Layout coordinate data
* BEGIN *
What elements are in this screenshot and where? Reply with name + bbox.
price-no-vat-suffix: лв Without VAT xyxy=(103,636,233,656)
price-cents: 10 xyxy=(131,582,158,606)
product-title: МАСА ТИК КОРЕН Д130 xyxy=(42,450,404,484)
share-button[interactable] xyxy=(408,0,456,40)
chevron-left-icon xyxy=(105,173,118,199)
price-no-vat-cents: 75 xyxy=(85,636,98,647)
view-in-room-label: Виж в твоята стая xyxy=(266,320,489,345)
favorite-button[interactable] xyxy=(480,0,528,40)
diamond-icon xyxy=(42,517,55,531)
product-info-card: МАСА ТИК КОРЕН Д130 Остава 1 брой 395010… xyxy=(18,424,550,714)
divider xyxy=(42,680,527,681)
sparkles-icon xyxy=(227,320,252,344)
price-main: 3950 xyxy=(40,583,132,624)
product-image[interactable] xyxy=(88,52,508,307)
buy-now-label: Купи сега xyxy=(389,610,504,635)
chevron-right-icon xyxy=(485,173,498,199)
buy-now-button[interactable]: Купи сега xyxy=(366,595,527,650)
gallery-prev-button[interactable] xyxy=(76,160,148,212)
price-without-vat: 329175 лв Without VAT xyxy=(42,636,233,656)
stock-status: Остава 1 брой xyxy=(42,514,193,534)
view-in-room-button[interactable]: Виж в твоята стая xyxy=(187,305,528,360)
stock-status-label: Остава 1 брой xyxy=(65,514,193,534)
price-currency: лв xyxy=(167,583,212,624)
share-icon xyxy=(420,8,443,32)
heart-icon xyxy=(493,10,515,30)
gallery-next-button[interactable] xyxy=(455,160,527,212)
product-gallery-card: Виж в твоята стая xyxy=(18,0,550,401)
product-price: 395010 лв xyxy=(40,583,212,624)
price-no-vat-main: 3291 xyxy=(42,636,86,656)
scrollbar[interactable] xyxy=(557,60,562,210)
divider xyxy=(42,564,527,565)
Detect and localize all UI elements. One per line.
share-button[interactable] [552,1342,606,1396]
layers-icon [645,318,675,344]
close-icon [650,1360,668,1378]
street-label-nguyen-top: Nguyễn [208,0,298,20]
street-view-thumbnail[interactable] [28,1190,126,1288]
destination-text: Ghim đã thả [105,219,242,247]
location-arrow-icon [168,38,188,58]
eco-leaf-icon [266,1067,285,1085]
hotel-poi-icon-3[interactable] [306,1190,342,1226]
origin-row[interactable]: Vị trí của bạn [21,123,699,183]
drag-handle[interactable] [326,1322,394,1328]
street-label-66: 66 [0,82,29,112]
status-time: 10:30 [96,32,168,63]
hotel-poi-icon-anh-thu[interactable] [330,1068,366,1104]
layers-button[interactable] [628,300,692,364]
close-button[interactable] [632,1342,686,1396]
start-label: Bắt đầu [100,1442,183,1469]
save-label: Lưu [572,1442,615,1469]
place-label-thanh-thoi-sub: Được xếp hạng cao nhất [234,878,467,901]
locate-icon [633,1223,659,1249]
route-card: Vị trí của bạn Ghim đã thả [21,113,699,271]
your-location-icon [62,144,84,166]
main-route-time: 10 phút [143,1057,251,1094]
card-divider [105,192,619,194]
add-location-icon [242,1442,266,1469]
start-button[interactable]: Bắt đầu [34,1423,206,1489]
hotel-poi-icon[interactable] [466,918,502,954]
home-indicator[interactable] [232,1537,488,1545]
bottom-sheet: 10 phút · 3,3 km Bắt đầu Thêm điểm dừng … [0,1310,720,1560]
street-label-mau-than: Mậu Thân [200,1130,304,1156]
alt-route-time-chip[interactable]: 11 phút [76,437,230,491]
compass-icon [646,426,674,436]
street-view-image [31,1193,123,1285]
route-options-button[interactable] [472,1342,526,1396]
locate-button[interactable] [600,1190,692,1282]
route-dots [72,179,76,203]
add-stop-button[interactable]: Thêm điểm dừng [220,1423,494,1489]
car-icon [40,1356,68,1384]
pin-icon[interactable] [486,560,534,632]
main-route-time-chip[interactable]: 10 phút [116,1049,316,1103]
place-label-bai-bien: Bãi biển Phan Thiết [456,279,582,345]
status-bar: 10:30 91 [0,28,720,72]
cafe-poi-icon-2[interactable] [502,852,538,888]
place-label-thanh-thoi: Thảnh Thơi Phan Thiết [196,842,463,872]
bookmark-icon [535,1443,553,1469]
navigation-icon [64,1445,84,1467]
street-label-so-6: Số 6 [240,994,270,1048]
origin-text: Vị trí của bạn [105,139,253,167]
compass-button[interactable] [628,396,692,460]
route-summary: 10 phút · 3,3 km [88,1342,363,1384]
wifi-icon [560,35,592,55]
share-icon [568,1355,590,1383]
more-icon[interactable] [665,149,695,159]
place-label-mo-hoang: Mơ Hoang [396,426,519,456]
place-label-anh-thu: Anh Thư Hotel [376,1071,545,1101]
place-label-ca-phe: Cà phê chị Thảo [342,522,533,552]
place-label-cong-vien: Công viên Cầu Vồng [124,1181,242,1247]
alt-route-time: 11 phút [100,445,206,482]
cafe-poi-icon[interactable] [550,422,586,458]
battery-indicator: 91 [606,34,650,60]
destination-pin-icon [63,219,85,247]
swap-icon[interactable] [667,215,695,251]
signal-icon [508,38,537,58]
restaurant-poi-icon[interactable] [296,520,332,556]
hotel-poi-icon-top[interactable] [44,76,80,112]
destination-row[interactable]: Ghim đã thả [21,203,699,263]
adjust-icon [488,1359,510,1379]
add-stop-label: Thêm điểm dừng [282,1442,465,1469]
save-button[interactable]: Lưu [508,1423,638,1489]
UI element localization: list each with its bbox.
* END *
* BEGIN *
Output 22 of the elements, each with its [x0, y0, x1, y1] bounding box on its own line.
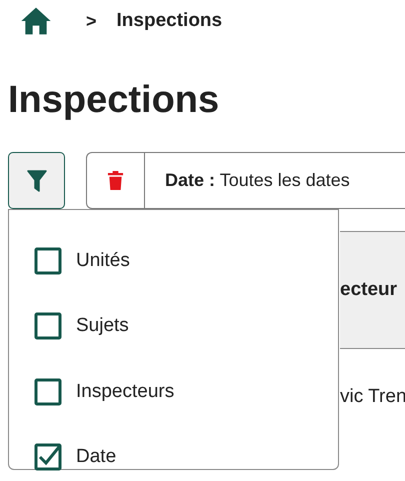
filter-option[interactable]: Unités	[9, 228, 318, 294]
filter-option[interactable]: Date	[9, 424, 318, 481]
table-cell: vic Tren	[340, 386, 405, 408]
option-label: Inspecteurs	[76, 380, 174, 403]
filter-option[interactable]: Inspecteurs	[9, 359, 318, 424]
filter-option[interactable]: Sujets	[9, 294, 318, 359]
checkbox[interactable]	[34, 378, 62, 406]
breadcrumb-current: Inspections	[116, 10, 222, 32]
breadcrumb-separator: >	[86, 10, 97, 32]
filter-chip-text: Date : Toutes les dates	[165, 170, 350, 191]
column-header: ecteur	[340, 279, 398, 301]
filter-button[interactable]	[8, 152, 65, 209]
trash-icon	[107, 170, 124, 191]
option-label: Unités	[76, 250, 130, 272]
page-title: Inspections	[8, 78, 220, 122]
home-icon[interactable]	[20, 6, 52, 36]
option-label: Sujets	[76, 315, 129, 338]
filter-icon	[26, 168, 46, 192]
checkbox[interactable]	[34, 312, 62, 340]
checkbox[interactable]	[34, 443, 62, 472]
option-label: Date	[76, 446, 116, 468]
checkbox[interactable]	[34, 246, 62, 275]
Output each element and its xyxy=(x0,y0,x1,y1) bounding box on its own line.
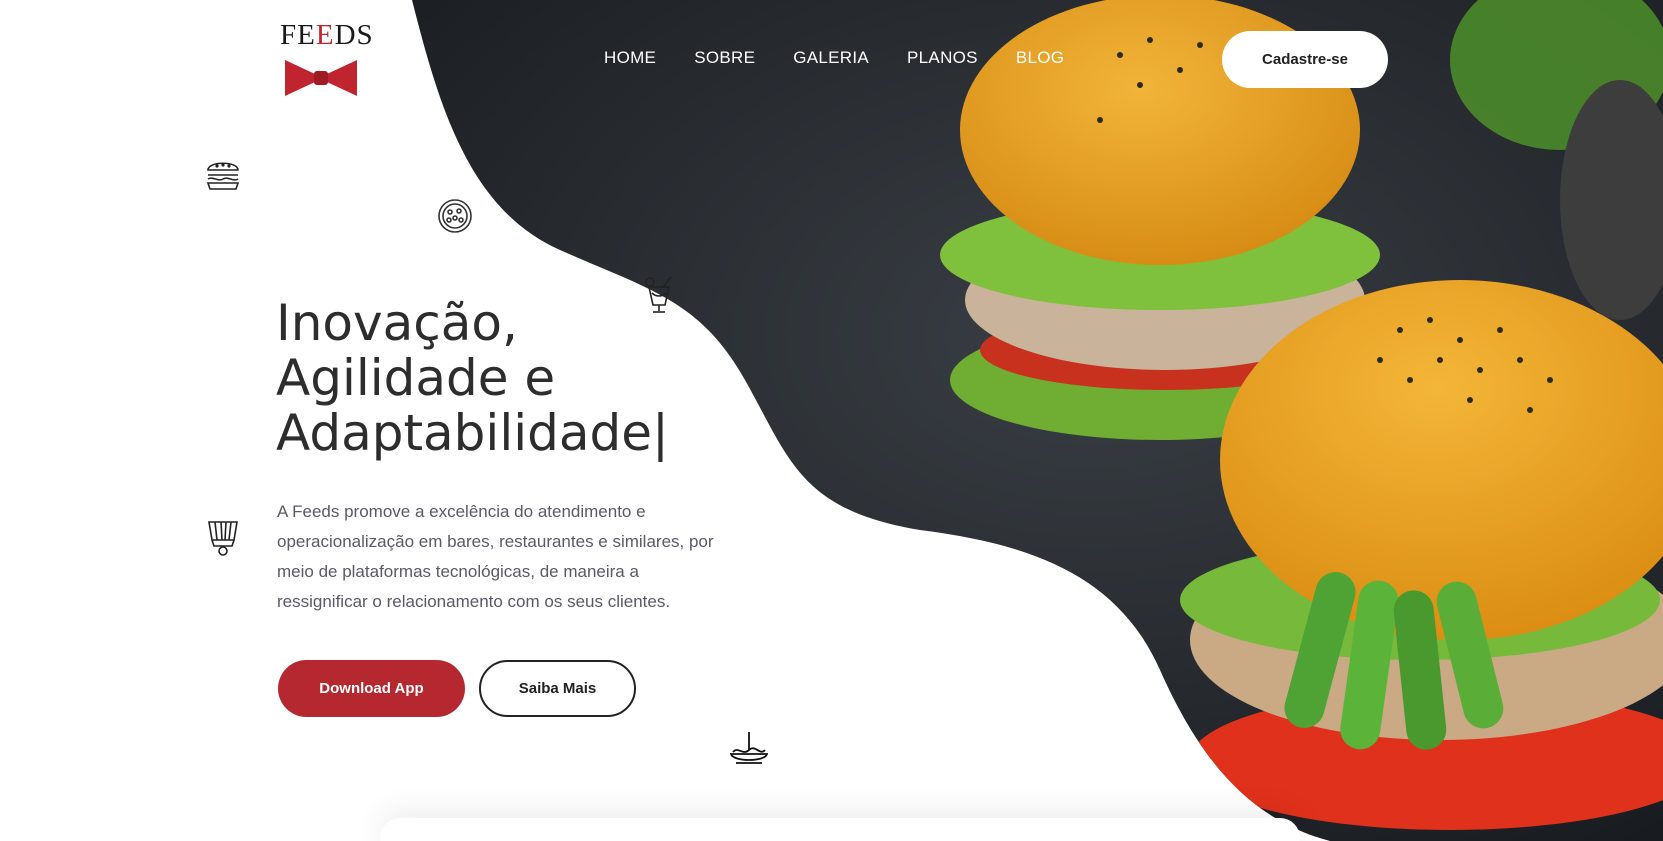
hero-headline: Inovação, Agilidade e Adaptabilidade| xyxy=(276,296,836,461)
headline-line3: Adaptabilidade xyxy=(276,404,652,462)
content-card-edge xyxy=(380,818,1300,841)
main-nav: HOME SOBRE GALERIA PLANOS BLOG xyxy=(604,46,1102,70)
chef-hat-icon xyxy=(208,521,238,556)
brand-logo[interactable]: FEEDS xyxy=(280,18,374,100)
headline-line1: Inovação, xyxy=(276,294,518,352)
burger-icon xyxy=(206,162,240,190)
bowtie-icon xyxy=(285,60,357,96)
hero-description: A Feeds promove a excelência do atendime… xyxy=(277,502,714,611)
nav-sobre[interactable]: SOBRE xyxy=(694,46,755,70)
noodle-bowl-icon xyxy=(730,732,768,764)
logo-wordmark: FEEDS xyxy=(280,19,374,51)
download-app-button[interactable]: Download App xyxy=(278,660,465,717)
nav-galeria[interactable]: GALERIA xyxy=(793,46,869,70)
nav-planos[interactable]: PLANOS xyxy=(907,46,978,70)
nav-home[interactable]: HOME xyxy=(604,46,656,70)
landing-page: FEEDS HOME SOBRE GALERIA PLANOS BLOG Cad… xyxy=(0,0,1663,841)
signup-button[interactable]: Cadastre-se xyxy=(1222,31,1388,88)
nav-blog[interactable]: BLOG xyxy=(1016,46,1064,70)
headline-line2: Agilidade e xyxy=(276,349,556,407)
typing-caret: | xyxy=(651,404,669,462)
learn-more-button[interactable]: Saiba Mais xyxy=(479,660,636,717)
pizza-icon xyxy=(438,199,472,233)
* END *
Task requirements » Could you retype the rows from the line with "Output 22 of" up to and including the line with "Output each element", leaving the pictures out?

Exercise answer »
Output 22 of the elements, each with its [x0, y0, x1, y1] bounding box on its own line.
filter-option[interactable]: Unités	[9, 228, 318, 294]
filter-option[interactable]: Date	[9, 424, 318, 481]
table-cell: vic Tren	[340, 386, 405, 408]
option-label: Inspecteurs	[76, 380, 174, 403]
filter-option[interactable]: Inspecteurs	[9, 359, 318, 424]
filter-option[interactable]: Sujets	[9, 294, 318, 359]
checkbox[interactable]	[34, 378, 62, 406]
breadcrumb-current: Inspections	[116, 10, 222, 32]
breadcrumb-separator: >	[86, 10, 97, 32]
filter-chip-text: Date : Toutes les dates	[165, 170, 350, 191]
column-header: ecteur	[340, 279, 398, 301]
filter-button[interactable]	[8, 152, 65, 209]
trash-icon	[107, 170, 124, 191]
option-label: Unités	[76, 250, 130, 272]
page-title: Inspections	[8, 78, 220, 122]
home-icon[interactable]	[20, 6, 52, 36]
option-label: Sujets	[76, 315, 129, 338]
filter-icon	[26, 168, 46, 192]
checkbox[interactable]	[34, 312, 62, 340]
checkbox[interactable]	[34, 443, 62, 472]
option-label: Date	[76, 446, 116, 468]
checkbox[interactable]	[34, 246, 62, 275]
Output each element and its xyxy=(x0,y0,x1,y1) bounding box on its own line.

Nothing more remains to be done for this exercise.